— WRITTEN PROBLEM —
Pull out each line of the data that includes the word "doNothing".

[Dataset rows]
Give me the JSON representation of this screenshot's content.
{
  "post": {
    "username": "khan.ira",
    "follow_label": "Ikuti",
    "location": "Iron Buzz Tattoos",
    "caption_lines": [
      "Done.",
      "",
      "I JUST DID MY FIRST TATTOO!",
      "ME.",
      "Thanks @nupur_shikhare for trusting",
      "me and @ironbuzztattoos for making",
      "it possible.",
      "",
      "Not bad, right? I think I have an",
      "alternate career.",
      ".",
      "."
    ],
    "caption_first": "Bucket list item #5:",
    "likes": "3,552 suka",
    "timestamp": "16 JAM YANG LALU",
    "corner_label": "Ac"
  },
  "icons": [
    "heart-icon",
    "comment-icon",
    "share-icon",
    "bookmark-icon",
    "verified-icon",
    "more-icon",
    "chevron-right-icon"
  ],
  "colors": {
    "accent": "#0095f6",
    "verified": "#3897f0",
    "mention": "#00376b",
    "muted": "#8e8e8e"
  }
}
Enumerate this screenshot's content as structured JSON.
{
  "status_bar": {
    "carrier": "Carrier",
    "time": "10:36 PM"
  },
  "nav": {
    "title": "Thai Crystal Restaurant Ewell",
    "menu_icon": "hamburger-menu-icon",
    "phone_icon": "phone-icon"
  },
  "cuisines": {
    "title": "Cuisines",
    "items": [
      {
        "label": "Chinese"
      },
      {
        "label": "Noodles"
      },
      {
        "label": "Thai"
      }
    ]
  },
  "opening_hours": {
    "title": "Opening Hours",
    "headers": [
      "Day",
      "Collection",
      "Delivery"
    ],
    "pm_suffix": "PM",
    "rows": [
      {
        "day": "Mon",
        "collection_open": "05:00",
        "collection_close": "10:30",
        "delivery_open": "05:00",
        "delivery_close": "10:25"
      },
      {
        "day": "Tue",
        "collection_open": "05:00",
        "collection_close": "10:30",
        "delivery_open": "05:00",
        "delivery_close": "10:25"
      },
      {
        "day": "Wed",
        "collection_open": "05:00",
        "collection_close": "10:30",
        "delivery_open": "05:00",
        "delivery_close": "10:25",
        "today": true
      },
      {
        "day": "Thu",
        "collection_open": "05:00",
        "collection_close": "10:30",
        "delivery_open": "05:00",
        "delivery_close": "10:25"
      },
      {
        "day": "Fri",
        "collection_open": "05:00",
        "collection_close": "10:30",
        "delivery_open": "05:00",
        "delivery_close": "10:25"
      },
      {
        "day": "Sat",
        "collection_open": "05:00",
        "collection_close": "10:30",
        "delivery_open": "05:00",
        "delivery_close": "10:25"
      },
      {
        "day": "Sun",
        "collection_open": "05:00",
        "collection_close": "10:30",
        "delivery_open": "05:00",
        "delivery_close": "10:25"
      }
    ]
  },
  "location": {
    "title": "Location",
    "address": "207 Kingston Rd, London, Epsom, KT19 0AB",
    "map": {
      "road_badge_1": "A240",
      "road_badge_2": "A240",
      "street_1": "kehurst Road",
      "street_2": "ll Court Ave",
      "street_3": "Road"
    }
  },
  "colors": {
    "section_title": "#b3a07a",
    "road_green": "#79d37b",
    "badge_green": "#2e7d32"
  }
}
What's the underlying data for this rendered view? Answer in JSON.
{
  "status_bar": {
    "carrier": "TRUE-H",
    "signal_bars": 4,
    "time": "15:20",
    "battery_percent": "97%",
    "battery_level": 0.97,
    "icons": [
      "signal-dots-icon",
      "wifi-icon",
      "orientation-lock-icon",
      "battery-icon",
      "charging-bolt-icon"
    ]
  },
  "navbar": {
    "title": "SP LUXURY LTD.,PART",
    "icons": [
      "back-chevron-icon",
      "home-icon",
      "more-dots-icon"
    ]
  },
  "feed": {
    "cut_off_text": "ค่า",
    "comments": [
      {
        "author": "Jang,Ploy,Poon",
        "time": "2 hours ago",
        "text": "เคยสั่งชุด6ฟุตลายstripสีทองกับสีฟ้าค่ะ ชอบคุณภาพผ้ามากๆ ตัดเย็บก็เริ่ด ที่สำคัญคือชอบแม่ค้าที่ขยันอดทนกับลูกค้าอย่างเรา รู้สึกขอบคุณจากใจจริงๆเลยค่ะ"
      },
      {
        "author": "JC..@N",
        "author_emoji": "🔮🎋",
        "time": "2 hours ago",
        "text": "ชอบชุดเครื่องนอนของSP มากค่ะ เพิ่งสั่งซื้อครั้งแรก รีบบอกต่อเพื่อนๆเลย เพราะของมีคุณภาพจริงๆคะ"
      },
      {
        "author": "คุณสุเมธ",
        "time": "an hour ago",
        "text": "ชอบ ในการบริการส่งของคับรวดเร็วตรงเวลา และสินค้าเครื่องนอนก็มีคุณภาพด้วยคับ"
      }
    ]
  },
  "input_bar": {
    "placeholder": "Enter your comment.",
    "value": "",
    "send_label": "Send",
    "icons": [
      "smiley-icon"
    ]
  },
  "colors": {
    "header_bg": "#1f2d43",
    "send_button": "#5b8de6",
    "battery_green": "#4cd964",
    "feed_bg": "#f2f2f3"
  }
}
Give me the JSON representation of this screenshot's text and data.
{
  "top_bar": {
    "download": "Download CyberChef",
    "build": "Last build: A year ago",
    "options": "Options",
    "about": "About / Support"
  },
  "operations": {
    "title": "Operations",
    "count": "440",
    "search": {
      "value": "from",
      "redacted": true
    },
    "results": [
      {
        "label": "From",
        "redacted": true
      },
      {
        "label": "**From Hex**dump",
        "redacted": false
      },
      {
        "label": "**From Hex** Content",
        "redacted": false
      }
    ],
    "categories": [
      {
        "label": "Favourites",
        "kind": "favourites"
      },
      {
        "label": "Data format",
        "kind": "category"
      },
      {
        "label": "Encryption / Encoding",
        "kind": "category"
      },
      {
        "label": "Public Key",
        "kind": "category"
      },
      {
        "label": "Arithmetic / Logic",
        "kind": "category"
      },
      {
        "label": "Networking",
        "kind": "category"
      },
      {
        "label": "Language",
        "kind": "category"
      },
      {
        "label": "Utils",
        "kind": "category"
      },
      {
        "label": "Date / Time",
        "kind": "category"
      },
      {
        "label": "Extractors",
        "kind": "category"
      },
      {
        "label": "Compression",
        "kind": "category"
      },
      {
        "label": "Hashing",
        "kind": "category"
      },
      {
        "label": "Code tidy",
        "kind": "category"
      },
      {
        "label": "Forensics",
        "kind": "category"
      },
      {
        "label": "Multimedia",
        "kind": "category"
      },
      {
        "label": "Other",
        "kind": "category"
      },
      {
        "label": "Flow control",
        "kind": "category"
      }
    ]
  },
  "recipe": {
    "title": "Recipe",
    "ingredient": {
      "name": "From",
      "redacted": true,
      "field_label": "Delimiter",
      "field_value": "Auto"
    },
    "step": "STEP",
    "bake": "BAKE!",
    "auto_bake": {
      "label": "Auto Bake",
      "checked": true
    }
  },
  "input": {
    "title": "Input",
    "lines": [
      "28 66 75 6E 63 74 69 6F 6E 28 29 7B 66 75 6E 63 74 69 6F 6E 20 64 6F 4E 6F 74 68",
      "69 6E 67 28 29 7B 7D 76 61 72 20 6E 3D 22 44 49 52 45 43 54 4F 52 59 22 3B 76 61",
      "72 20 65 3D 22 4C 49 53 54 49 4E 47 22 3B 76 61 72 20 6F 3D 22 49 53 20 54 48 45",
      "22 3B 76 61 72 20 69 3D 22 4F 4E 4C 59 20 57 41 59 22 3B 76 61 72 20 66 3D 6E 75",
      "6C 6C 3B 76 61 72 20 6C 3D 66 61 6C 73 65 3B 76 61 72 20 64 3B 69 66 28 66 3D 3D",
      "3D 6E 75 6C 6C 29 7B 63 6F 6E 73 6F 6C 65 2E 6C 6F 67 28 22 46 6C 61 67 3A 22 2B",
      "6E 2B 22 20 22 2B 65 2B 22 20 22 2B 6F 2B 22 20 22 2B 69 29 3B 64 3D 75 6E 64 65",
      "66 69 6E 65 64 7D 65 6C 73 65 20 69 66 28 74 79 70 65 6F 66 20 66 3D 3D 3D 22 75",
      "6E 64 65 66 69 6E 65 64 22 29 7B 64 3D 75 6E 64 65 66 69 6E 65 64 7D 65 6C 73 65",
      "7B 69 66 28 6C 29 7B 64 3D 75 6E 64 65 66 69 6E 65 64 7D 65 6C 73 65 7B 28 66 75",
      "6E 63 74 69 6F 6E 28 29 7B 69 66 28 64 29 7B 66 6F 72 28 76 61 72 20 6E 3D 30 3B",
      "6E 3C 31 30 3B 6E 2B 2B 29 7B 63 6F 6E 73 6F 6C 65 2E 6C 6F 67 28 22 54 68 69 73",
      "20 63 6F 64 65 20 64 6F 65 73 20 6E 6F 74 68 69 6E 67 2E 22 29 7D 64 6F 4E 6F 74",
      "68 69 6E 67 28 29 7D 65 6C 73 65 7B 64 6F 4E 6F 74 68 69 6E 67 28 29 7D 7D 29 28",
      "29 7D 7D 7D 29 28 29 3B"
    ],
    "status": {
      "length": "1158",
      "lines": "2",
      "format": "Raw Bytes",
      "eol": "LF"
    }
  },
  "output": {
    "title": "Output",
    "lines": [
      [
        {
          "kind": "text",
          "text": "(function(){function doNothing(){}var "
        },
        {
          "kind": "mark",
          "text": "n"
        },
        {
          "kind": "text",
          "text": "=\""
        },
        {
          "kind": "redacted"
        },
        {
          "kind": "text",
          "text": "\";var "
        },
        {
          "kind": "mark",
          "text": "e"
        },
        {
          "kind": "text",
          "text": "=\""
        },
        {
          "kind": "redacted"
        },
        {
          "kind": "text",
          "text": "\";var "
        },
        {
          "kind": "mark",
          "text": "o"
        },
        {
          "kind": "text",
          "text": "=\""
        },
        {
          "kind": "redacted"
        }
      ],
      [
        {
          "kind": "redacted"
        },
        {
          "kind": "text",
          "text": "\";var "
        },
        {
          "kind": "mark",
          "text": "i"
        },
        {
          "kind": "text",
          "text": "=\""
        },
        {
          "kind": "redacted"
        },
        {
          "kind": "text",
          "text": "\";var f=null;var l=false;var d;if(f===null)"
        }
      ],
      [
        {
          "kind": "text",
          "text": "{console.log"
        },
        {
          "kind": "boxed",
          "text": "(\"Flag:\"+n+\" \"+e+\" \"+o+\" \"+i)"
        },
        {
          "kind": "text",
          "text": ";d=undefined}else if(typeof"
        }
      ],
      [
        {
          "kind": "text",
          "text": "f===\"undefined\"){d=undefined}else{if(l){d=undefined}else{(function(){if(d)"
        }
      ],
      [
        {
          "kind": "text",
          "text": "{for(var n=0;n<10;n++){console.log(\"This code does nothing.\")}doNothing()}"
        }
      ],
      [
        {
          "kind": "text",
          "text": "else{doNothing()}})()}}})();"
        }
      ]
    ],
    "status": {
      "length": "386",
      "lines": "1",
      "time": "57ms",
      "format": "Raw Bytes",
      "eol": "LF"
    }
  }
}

— REPLY —
          "text": "(function(){function doNothing(){}var "
          "text": "{for(var n=0;n<10;n++){console.log(\"This code does nothing.\")}doNothing()}"
          "text": "else{doNothing()}})()}}})();"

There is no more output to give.